__Source passage__:
▼▼▼
You are viewing a plain text version of this content. The canonical link for it is here.
Posted to dev@lucene.apache.org by Tommaso Teofili <to...@gmail.com> on 2017/05/18 09:03:54 UTC

enhancing data locality wrt certain document clusters

Hi all,

I am working on a use case where my Lucene index stores documents composed
by (relatively short) text and binary values, at retrieval time I need to
retrieve documents that belong to a set of cluster values (e.g. facets).
In that context I was wondering if and how it'd be possible to make it more
probable that documents (and associated docValues) that belong to a same
cluster fall into the same segment.
That would allow to have a higher storage locality [1] and presumably a
better performance (given docs belonging to the same clusters get retrieved
together most of the times in my use case).
▲▲▲
__Material provided__:
▼▼▼
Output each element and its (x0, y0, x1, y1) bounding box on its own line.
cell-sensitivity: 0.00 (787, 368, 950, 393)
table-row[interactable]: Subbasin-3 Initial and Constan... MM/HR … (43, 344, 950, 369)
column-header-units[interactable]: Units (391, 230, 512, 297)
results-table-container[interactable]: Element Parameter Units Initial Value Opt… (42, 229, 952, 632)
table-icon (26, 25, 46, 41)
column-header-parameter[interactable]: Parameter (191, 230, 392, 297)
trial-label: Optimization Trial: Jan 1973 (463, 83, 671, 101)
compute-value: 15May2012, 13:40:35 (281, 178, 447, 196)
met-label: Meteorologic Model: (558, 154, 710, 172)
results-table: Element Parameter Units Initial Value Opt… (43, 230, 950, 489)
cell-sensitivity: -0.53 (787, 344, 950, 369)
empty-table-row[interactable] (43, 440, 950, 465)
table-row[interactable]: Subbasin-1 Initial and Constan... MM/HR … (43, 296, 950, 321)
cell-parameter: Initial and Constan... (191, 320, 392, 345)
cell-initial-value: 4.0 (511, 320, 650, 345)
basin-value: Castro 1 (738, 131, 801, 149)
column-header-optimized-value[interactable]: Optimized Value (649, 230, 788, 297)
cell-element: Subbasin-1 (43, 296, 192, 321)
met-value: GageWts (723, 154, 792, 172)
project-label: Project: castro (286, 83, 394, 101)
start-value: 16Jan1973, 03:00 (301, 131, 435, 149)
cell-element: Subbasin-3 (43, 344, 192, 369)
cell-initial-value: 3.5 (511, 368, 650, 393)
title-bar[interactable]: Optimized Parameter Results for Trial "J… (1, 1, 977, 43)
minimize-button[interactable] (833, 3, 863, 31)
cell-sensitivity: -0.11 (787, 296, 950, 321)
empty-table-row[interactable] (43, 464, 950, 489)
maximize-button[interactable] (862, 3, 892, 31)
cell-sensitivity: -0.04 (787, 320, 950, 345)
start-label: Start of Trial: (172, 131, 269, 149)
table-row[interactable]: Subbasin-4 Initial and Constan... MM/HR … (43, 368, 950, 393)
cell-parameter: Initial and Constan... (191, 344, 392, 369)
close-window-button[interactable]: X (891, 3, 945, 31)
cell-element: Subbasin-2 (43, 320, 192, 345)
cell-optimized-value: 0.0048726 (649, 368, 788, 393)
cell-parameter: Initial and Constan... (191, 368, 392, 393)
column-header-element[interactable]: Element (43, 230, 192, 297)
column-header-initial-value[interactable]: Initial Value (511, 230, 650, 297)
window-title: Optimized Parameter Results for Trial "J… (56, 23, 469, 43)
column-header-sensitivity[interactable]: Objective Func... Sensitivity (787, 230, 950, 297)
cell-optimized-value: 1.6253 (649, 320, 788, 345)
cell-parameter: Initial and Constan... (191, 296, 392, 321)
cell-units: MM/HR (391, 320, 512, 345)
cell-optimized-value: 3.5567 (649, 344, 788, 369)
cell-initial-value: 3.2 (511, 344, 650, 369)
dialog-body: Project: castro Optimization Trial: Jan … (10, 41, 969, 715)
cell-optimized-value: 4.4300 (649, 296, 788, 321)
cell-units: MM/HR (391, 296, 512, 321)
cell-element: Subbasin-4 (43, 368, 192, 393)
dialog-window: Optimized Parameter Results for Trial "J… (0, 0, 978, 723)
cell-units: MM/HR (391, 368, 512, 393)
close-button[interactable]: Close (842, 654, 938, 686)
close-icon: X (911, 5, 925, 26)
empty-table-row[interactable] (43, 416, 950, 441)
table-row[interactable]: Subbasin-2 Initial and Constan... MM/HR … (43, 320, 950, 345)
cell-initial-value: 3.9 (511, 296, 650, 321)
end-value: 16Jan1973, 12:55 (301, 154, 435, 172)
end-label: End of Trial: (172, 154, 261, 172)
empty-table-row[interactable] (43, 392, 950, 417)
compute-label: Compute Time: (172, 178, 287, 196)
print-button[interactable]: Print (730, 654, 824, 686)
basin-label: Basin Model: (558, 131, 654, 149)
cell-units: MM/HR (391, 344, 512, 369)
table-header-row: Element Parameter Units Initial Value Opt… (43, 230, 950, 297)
▲▲▲
__Work to do__:
1. Quote the records word for word, from their first line through the line containing "column-header-units[interactable]: Units (391, 230, 512, 297)", inclusive.
2. Continue the mailing list post about clustering documents for storage locality in a Lucene index from the point where it stops.
The records are unrelated to the text.

__Answers to the problems__:
1.
Output each element and its (x0, y0, x1, y1) bounding box on its own line.
cell-sensitivity: 0.00 (787, 368, 950, 393)
table-row[interactable]: Subbasin-3 Initial and Constan... MM/HR … (43, 344, 950, 369)
column-header-units[interactable]: Units (391, 230, 512, 297)

2.
At first I had looked into extending the DV format but that's segment
agnostic therefore I am thinking of coming up with a merge policy which
produces segments whose docs belong to the same cluster with a high
probability.
Any other ideas / suggestions ?

Regards,
Tommaso

[1] : https://en.wikipedia.org/wiki/Locality_of_reference

Re: enhancing data locality wrt certain document clusters

Posted by Tommaso Teofili <to...@gmail.com>.
p.s.
Adrien, any docs / references on how to implement index time sorting for
versions prior to 6.2 and LUCENE-6766 ?

Il giorno ven 19 mag 2017 alle ore 12:38 Tommaso Teofili <
tommaso.teofili@gmail.com> ha scritto:

> Thanks Adrien, it sounds like a good suggestion, I'll try it out.
> Another approach might be to use separate per cluster indexes, there one
> can somehow control the no. of segments, however that wouldn't probably
> scale with lots of clusters (and sounds weird too).
>
> Regards,
> Tommaso
>
>
> Il giorno gio 18 mag 2017 alle ore 16:54 Adrien Grand <jp...@gmail.com>
> ha scritto:
>
>> You can't make documents more likely to be in the same segment, however
>> I'm thinking you could use index sorting to make documents closer to each
>> other on a per-segment basis?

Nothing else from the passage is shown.